:: TASK INSTRUCTIONS ::
Transcribe the data in full and exactly, omitting any pictures.

:: RECORDS ::

* begin *

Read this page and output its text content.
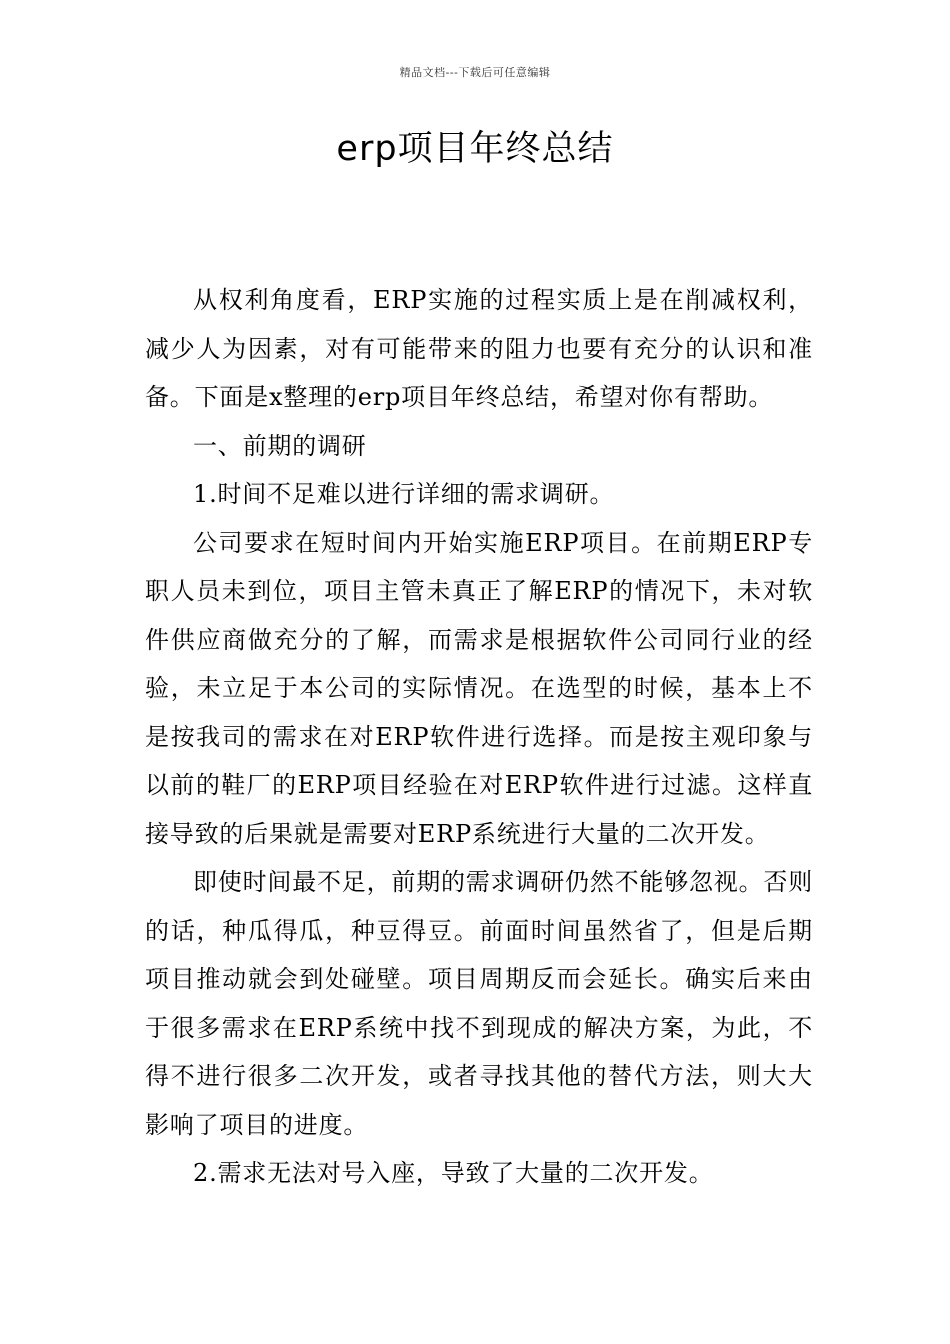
精品文档---下载后可任意编辑
erp项目年终总结

从权利角度看，ERP实施的过程实质上是在削减权利，减少人为因素，对有可能带来的阻力也要有充分的认识和准备。下面是x整理的erp项目年终总结，希望对你有帮助。

一、前期的调研

1.时间不足难以进行详细的需求调研。

公司要求在短时间内开始实施ERP项目。在前期ERP专职人员未到位，项目主管未真正了解ERP的情况下，未对软件供应商做充分的了解，而需求是根据软件公司同行业的经验，未立足于本公司的实际情况。在选型的时候，基本上不是按我司的需求在对ERP软件进行选择。而是按主观印象与以前的鞋厂的ERP项目经验在对ERP软件进行过滤。这样直接导致的后果就是需要对ERP系统进行大量的二次开发。

即使时间最不足，前期的需求调研仍然不能够忽视。否则的话，种瓜得瓜，种豆得豆。前面时间虽然省了，但是后期项目推动就会到处碰壁。项目周期反而会延长。确实后来由于很多需求在ERP系统中找不到现成的解决方案，为此，不得不进行很多二次开发，或者寻找其他的替代方法，则大大影响了项目的进度。

2.需求无法对号入座，导致了大量的二次开发。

* end *

:: REPLY ::
Read this page and output its text content.
精品文档---下载后可任意编辑
erp项目年终总结

从权利角度看，ERP实施的过程实质上是在削减权利，减少人为因素，对有可能带来的阻力也要有充分的认识和准备。下面是x整理的erp项目年终总结，希望对你有帮助。

一、前期的调研

1.时间不足难以进行详细的需求调研。

公司要求在短时间内开始实施ERP项目。在前期ERP专职人员未到位，项目主管未真正了解ERP的情况下，未对软件供应商做充分的了解，而需求是根据软件公司同行业的经验，未立足于本公司的实际情况。在选型的时候，基本上不是按我司的需求在对ERP软件进行选择。而是按主观印象与以前的鞋厂的ERP项目经验在对ERP软件进行过滤。这样直接导致的后果就是需要对ERP系统进行大量的二次开发。

即使时间最不足，前期的需求调研仍然不能够忽视。否则的话，种瓜得瓜，种豆得豆。前面时间虽然省了，但是后期项目推动就会到处碰壁。项目周期反而会延长。确实后来由于很多需求在ERP系统中找不到现成的解决方案，为此，不得不进行很多二次开发，或者寻找其他的替代方法，则大大影响了项目的进度。

2.需求无法对号入座，导致了大量的二次开发。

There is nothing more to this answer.